■ Aim:
Work out how many lines hold the string "screenshot". The answer is a single number, nothing more.

■ Source records:
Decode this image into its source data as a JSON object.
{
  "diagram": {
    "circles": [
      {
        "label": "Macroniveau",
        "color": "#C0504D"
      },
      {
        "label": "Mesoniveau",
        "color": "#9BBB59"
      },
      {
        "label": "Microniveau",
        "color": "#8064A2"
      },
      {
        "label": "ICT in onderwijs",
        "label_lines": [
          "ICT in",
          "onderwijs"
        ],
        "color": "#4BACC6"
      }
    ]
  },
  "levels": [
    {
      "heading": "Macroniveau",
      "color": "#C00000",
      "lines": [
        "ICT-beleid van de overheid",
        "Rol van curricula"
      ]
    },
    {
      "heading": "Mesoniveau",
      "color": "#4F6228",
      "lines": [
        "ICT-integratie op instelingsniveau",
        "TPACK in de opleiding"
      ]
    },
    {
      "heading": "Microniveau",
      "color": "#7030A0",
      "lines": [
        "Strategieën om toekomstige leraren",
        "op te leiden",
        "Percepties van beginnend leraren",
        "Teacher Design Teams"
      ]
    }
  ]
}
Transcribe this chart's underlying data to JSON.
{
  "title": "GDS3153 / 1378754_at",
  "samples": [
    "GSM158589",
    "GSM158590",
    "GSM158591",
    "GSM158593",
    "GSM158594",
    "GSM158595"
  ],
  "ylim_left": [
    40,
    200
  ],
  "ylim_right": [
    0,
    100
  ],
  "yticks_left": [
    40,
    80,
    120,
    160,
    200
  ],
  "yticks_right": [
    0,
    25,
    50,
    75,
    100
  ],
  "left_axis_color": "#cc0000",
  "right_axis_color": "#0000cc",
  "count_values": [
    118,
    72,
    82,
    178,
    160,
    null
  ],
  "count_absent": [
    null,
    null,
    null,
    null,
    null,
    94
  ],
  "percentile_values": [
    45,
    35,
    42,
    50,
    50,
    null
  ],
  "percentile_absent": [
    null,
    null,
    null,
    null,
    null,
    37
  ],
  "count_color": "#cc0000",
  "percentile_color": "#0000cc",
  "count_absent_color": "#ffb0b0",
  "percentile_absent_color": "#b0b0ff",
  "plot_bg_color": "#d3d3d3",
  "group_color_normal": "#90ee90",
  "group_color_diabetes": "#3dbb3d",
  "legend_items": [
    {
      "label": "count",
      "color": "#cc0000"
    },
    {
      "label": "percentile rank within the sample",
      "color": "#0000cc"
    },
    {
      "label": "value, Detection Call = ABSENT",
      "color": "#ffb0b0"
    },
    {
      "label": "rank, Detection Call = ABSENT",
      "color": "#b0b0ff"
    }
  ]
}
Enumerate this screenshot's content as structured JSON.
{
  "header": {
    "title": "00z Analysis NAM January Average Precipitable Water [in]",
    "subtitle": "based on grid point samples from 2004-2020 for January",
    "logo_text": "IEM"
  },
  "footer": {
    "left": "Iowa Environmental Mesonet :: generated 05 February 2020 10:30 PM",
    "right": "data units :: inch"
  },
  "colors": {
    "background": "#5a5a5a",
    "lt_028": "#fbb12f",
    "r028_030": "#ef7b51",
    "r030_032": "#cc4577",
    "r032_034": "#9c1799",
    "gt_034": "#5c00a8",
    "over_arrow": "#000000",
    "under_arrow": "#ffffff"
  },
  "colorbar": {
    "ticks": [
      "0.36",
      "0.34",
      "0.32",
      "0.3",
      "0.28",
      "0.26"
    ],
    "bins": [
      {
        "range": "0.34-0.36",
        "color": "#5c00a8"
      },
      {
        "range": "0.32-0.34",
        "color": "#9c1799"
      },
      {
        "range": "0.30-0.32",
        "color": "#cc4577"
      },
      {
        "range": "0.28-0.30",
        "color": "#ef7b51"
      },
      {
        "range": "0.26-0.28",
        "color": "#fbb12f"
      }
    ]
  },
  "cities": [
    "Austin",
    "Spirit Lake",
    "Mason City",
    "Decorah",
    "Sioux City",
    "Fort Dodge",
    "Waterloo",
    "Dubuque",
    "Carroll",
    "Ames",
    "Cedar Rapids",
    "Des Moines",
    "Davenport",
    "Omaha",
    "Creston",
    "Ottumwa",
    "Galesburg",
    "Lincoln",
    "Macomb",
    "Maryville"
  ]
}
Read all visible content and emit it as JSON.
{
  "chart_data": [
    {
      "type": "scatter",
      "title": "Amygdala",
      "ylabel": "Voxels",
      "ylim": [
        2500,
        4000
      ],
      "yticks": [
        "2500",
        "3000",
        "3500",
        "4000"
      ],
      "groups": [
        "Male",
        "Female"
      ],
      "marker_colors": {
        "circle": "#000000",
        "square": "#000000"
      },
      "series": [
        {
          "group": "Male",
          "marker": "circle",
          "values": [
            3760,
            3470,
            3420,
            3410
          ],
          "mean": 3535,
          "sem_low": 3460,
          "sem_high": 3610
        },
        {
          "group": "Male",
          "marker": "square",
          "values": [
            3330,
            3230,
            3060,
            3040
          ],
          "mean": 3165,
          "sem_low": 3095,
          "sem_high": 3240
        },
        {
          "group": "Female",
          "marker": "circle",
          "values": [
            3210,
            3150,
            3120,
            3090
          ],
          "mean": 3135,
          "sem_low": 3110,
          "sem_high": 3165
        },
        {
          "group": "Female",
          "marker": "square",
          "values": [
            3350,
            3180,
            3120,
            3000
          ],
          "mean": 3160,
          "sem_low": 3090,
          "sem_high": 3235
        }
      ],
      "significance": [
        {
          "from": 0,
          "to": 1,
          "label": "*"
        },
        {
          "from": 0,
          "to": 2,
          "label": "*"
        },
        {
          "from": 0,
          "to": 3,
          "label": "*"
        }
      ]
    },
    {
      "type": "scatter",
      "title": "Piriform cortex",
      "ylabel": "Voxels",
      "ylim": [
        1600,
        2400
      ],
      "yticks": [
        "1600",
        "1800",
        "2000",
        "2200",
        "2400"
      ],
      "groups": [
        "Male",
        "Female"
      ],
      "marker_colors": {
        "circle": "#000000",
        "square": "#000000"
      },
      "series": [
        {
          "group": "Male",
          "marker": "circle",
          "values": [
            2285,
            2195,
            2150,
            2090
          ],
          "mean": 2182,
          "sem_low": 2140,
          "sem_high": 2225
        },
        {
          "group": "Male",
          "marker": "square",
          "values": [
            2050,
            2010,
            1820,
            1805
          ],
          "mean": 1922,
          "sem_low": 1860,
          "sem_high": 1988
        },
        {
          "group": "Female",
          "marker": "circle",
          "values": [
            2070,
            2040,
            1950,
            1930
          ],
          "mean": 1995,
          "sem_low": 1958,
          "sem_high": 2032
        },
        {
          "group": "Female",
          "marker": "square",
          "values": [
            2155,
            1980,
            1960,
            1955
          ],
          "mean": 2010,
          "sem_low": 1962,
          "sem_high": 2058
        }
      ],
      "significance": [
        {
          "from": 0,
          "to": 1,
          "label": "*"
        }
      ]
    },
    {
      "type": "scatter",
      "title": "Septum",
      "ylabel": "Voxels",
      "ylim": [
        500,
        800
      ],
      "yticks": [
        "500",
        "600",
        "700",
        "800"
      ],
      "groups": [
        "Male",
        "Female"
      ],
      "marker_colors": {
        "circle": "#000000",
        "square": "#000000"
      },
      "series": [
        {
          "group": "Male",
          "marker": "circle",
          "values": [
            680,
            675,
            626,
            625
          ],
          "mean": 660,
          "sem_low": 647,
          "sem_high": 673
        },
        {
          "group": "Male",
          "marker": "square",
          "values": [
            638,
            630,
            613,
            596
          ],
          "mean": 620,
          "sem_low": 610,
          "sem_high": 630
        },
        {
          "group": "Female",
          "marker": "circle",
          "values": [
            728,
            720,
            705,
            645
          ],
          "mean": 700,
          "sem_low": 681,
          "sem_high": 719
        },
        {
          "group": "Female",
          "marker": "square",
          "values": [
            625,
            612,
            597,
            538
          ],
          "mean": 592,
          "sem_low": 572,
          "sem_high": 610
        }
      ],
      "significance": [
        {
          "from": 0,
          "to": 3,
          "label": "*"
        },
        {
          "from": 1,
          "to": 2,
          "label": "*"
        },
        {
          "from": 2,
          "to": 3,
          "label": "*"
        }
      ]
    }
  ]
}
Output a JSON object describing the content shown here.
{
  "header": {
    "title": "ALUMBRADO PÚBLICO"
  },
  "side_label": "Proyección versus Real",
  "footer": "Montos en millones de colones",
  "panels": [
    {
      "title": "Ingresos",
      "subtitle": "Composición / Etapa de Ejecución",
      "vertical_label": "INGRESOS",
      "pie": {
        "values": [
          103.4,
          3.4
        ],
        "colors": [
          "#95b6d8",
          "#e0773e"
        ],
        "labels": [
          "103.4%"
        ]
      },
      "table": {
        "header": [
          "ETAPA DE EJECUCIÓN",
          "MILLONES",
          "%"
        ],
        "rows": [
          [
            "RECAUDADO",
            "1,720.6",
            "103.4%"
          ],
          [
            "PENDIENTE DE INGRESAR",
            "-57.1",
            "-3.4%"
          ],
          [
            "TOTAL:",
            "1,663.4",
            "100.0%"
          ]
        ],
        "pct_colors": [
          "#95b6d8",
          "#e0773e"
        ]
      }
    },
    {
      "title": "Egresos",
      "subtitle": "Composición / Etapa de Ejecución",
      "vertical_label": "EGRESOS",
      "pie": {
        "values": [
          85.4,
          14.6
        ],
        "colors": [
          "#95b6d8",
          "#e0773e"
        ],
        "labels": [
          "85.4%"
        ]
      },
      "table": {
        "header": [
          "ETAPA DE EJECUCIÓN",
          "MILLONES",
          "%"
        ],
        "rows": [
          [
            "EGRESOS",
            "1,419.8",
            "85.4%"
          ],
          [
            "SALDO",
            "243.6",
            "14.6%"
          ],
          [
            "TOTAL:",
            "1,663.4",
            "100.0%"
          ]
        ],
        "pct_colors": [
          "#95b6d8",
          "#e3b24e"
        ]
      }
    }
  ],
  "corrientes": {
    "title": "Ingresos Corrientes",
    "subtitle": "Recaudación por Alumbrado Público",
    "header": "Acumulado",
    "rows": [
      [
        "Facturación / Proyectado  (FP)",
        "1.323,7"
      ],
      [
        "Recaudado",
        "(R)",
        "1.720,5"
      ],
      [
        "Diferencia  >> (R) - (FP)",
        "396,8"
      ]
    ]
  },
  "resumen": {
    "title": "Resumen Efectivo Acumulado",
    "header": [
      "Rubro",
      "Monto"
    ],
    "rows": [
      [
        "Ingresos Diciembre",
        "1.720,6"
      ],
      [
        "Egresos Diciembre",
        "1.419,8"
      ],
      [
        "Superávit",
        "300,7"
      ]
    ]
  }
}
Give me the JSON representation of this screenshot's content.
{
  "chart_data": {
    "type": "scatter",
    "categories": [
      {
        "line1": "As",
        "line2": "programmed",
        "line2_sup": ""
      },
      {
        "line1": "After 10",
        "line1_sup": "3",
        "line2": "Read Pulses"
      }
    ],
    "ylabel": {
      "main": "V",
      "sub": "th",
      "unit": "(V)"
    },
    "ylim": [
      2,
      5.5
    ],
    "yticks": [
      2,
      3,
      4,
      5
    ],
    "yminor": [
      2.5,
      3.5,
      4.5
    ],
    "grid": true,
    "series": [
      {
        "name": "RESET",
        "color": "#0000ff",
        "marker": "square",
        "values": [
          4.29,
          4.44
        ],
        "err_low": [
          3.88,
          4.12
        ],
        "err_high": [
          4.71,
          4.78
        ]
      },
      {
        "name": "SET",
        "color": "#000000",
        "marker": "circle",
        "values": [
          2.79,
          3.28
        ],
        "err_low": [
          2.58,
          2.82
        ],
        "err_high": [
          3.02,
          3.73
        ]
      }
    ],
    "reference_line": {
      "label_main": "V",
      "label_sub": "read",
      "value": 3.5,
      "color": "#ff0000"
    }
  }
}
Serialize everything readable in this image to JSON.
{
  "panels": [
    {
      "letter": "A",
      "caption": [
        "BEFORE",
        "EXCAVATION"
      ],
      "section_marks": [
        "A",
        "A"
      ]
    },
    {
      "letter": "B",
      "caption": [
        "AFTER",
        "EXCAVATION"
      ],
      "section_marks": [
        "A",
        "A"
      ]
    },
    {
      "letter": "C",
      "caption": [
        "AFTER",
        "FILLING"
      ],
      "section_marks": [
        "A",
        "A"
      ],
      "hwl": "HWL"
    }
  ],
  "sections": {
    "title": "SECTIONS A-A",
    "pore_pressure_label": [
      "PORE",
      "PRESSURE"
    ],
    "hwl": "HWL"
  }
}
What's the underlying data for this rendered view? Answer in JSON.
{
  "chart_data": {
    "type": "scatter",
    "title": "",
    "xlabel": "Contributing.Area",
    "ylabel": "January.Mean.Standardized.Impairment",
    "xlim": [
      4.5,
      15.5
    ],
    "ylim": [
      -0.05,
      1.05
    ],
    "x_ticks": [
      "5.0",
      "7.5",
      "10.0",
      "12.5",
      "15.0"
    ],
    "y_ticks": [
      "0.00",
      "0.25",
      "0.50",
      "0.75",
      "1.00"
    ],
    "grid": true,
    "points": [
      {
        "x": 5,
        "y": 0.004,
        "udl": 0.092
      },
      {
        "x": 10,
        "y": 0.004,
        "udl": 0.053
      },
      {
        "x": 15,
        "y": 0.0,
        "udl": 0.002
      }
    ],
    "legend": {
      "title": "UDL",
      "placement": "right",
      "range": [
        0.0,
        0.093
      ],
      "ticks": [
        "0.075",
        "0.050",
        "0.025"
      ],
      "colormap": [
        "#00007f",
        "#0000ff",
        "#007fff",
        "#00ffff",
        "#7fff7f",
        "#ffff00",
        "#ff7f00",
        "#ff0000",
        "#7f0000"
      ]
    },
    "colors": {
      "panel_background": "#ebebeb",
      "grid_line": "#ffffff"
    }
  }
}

■ Result for this task:
2